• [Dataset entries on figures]
__________
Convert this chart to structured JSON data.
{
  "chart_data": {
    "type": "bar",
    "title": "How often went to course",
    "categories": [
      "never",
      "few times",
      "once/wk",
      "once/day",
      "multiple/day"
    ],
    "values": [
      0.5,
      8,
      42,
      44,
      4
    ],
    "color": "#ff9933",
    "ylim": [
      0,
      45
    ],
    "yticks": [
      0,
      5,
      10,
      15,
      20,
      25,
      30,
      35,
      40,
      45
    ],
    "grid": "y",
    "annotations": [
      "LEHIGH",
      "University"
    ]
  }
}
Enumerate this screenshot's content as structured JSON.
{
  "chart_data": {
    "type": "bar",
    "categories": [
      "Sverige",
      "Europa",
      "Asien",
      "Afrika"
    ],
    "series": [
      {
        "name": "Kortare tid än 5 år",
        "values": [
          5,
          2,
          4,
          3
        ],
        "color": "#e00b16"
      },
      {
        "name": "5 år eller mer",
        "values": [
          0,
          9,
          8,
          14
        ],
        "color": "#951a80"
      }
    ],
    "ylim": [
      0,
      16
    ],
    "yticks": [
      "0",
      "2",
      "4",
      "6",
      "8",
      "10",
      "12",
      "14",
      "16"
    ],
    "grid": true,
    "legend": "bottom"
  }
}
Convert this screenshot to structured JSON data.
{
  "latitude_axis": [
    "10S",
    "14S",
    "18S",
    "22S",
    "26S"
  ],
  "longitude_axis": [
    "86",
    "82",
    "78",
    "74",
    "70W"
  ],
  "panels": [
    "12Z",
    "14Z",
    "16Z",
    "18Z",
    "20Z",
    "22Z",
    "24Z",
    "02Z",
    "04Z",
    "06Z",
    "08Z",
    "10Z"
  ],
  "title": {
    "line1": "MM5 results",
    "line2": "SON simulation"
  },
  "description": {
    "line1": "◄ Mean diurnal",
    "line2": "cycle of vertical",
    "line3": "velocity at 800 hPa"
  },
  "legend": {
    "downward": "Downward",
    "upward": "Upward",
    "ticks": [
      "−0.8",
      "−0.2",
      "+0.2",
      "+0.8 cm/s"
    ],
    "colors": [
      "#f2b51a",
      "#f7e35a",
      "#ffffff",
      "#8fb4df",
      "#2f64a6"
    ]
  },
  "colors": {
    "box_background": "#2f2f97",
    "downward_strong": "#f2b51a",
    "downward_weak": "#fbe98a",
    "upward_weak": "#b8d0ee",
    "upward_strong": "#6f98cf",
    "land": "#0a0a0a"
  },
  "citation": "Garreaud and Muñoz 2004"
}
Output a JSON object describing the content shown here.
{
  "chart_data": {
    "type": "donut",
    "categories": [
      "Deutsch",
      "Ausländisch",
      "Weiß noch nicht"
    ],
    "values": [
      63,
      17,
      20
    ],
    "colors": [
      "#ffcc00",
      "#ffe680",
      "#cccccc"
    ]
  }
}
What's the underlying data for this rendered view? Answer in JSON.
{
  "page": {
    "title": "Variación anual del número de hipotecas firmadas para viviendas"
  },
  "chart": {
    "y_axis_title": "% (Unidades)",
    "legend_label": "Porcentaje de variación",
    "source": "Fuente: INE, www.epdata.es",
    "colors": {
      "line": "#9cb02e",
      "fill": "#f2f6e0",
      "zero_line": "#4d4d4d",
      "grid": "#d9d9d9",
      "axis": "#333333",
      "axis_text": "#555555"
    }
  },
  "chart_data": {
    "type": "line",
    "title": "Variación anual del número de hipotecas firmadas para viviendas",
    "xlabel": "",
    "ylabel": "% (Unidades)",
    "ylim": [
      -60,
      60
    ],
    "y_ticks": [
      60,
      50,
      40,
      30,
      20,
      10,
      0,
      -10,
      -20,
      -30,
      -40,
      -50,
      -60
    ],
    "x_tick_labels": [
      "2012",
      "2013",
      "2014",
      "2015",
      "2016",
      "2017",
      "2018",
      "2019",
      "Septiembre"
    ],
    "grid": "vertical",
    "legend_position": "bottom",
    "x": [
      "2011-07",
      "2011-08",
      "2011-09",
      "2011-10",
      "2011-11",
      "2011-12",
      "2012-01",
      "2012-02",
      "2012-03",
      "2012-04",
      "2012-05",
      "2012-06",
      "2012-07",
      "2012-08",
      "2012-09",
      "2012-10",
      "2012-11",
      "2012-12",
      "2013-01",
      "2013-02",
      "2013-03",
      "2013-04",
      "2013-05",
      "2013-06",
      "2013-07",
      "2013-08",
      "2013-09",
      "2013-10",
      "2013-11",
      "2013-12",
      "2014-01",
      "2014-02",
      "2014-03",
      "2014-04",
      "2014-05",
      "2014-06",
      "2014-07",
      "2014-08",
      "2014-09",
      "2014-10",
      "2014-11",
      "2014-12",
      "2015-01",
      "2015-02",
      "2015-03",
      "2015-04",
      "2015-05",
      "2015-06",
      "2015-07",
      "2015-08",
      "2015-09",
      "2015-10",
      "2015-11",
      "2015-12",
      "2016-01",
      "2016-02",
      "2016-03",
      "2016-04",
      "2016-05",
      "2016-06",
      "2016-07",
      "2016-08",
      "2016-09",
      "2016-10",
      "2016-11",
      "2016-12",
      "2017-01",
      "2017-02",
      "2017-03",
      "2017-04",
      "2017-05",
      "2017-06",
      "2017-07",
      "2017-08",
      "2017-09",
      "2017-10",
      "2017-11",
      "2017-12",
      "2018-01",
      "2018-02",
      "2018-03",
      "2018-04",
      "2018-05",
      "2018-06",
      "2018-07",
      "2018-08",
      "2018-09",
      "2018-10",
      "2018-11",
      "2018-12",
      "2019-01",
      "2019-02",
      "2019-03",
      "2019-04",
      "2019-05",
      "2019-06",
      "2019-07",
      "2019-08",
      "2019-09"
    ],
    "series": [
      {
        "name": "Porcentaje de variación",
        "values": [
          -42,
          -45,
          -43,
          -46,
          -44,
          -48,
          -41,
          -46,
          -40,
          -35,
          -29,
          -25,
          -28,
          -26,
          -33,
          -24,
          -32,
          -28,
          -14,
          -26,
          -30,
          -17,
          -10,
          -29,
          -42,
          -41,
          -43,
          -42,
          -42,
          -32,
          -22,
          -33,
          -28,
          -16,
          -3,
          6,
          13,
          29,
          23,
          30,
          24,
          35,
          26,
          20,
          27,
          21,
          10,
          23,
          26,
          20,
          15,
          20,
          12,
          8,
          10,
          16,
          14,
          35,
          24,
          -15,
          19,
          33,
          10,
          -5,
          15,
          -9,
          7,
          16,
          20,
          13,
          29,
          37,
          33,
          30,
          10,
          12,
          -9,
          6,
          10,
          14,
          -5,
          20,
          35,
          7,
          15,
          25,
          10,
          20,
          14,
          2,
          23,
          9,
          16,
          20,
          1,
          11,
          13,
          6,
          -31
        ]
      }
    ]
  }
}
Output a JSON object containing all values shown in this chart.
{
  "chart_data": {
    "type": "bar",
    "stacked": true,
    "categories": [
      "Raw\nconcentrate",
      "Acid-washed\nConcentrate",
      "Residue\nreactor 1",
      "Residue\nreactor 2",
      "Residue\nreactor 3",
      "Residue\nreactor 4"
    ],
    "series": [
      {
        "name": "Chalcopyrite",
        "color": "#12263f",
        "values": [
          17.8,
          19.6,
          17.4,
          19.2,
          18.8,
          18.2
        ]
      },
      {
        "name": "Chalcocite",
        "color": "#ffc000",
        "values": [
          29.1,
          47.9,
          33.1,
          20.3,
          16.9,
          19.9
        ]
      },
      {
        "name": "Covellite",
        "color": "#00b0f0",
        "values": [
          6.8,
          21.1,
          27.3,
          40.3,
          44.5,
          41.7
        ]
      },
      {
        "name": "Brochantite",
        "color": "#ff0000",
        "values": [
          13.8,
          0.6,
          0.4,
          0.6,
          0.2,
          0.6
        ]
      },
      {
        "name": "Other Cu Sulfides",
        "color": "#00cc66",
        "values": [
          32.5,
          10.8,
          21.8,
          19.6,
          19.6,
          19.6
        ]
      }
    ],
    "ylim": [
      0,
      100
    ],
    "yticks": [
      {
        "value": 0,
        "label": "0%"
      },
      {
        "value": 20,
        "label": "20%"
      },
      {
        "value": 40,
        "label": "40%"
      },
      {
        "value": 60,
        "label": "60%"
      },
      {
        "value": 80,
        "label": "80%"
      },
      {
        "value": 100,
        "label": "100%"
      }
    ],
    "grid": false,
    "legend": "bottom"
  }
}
__________
• [PROBLEM TO SOLVE] Go over the data above and copy every line that has the word "para" in it.

• [EXERCISE RESULT]
    "title": "Variación anual del número de hipotecas firmadas para viviendas"
    "title": "Variación anual del número de hipotecas firmadas para viviendas",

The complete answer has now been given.